**INPUT MATERIAL:**
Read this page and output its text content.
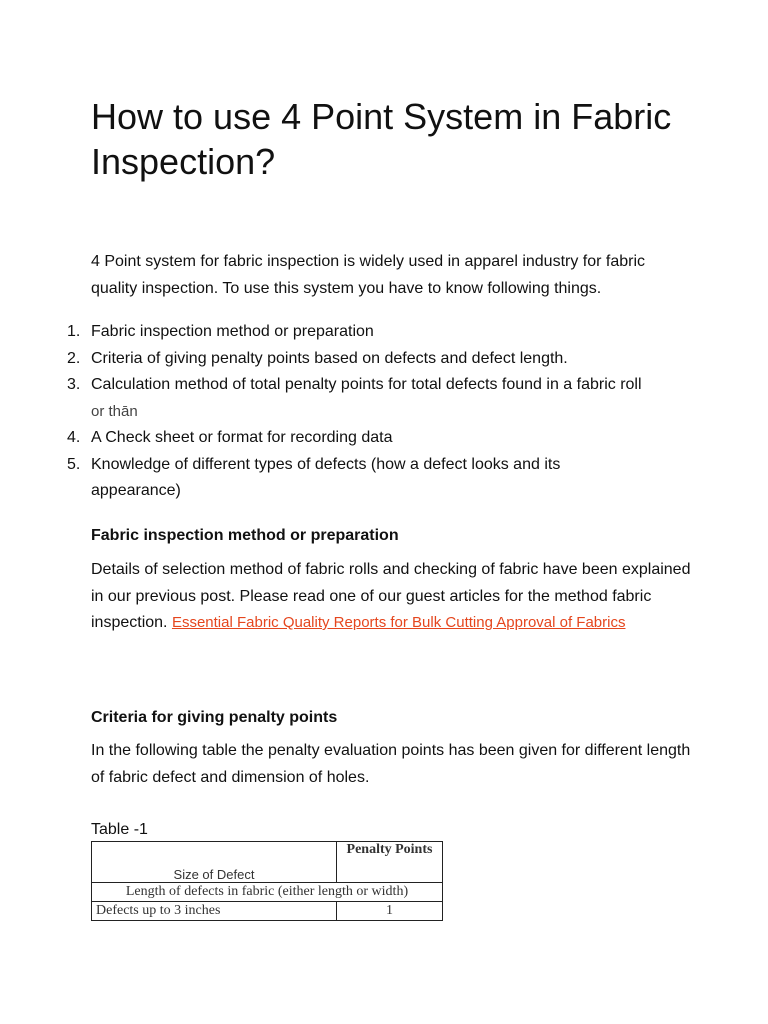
How to use 4 Point System in Fabric Inspection?

4 Point system for fabric inspection is widely used in apparel industry for fabric quality inspection. To use this system you have to know following things.

1. Fabric inspection method or preparation
2. Criteria of giving penalty points based on defects and defect length.
3. Calculation method of total penalty points for total defects found in a fabric roll
or thān
4. A Check sheet or format for recording data
5. Knowledge of different types of defects (how a defect looks and its appearance)
Fabric inspection method or preparation

Details of selection method of fabric rolls and checking of fabric have been explained in our previous post. Please read one of our guest articles for the method fabric inspection. Essential Fabric Quality Reports for Bulk Cutting Approval of Fabrics

Criteria for giving penalty points

In the following table the penalty evaluation points has been given for different length of fabric defect and dimension of holes.

Table -1
Size of Defect	Penalty Points
Length of defects in fabric (either length or width)	
Defects up to 3 inches	1
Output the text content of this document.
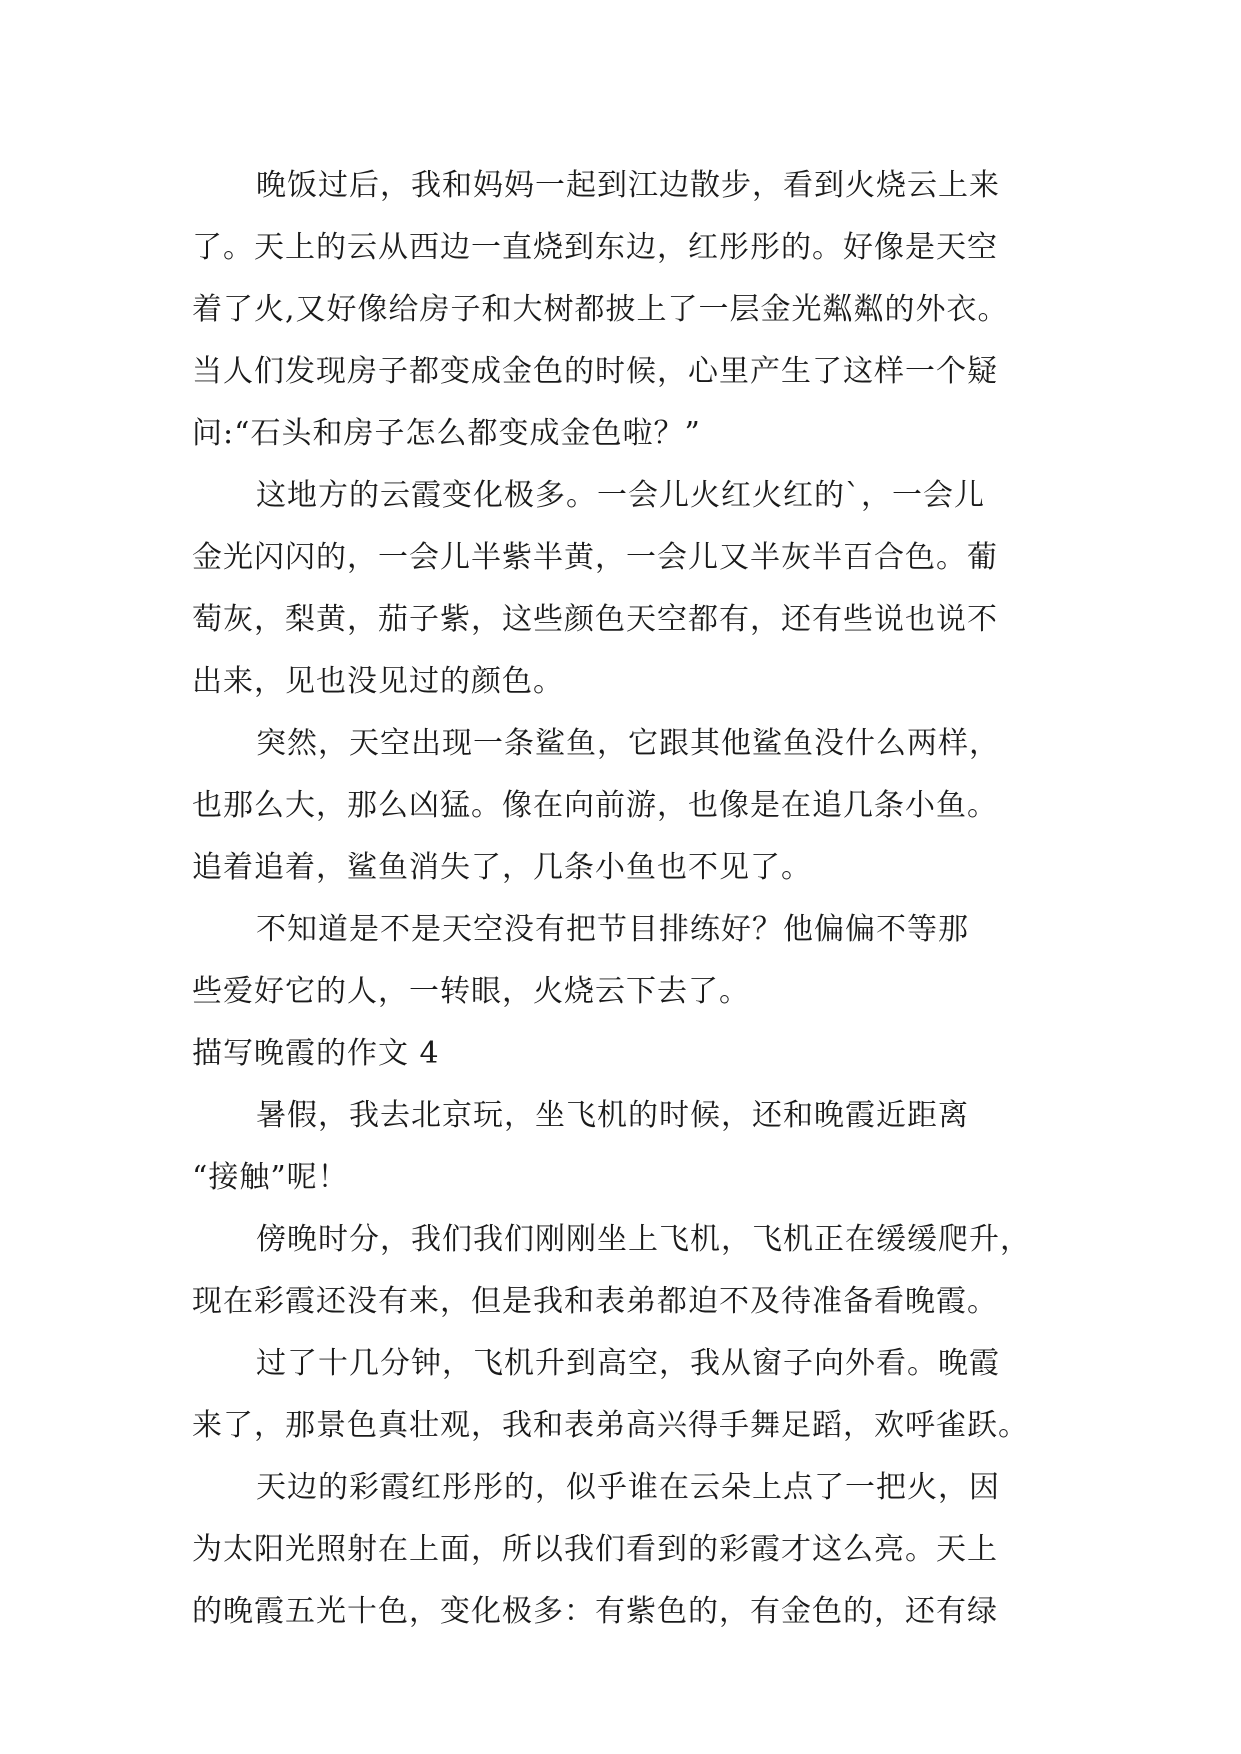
晚饭过后，我和妈妈一起到江边散步，看到火烧云上来
了。天上的云从西边一直烧到东边，红彤彤的。好像是天空
着了火,又好像给房子和大树都披上了一层金光粼粼的外衣。
当人们发现房子都变成金色的时候，心里产生了这样一个疑
问:“石头和房子怎么都变成金色啦？”
这地方的云霞变化极多。一会儿火红火红的`，一会儿
金光闪闪的，一会儿半紫半黄，一会儿又半灰半百合色。葡
萄灰，梨黄，茄子紫，这些颜色天空都有，还有些说也说不
出来，见也没见过的颜色。
突然，天空出现一条鲨鱼，它跟其他鲨鱼没什么两样，
也那么大，那么凶猛。像在向前游，也像是在追几条小鱼。
追着追着，鲨鱼消失了，几条小鱼也不见了。
不知道是不是天空没有把节目排练好？他偏偏不等那
些爱好它的人，一转眼，火烧云下去了。
描写晚霞的作文 4
暑假，我去北京玩，坐飞机的时候，还和晚霞近距离
“接触”呢！
傍晚时分，我们我们刚刚坐上飞机，飞机正在缓缓爬升，
现在彩霞还没有来，但是我和表弟都迫不及待准备看晚霞。
过了十几分钟，飞机升到高空，我从窗子向外看。晚霞
来了，那景色真壮观，我和表弟高兴得手舞足蹈，欢呼雀跃。
天边的彩霞红彤彤的，似乎谁在云朵上点了一把火，因
为太阳光照射在上面，所以我们看到的彩霞才这么亮。天上
的晚霞五光十色，变化极多：有紫色的，有金色的，还有绿
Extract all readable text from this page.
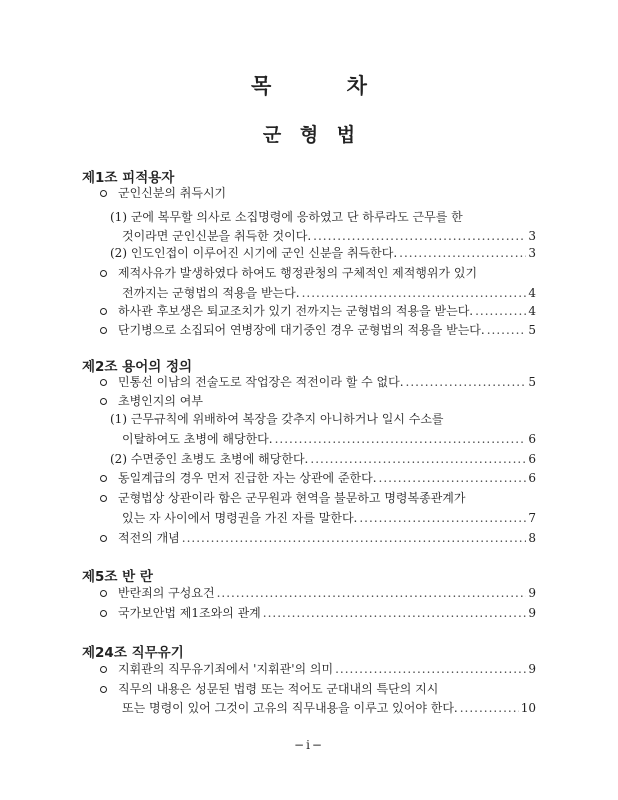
목 차
군 형 법
제1조 피적용자
군인신분의 취득시기
(1) 군에 복무할 의사로 소집명령에 응하였고 단 하루라도 근무를 한
것이라면 군인신분을 취득한 것이다. .....	3
(2) 인도인접이 이루어진 시기에 군인 신분을 취득한다. .....	3
제적사유가 발생하였다 하여도 행정관청의 구체적인 제적행위가 있기
전까지는 군형법의 적용을 받는다. .....	4
하사관 후보생은 퇴교조치가 있기 전까지는 군형법의 적용을 받는다. .....	4
단기병으로 소집되어 연병장에 대기중인 경우 군형법의 적용을 받는다. .....	5
제2조 용어의 정의
민통선 이남의 전술도로 작업장은 적전이라 할 수 없다. .....	5
초병인지의 여부
(1) 근무규칙에 위배하여 복장을 갖추지 아니하거나 일시 수소를
이탈하여도 초병에 해당한다. .....	6
(2) 수면중인 초병도 초병에 해당한다. .....	6
동일계급의 경우 먼저 진급한 자는 상관에 준한다. .....	6
군형법상 상관이라 함은 군무원과 현역을 불문하고 명령복종관계가
있는 자 사이에서 명령권을 가진 자를 말한다. .....	7
적전의 개념 .....	8
제5조 반 란
반란죄의 구성요건 .....	9
국가보안법 제1조와의 관계 .....	9
제24조 직무유기
지휘관의 직무유기죄에서 '지휘관'의 의미 .....	9
직무의 내용은 성문된 법령 또는 적어도 군대내의 특단의 지시
또는 명령이 있어 그것이 고유의 직무내용을 이루고 있어야 한다. .....	10
−i−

**TASK TO CARRY OUT:** Pick out lines containing the word "this", each one as written.

**THE OUTPUT:**
Read this page and output its text content.
4 Point system for fabric inspection is widely used in apparel industry for fabric quality inspection. To use this system you have to know following things.
Output the text content of this document.
Extract all readable text from this page.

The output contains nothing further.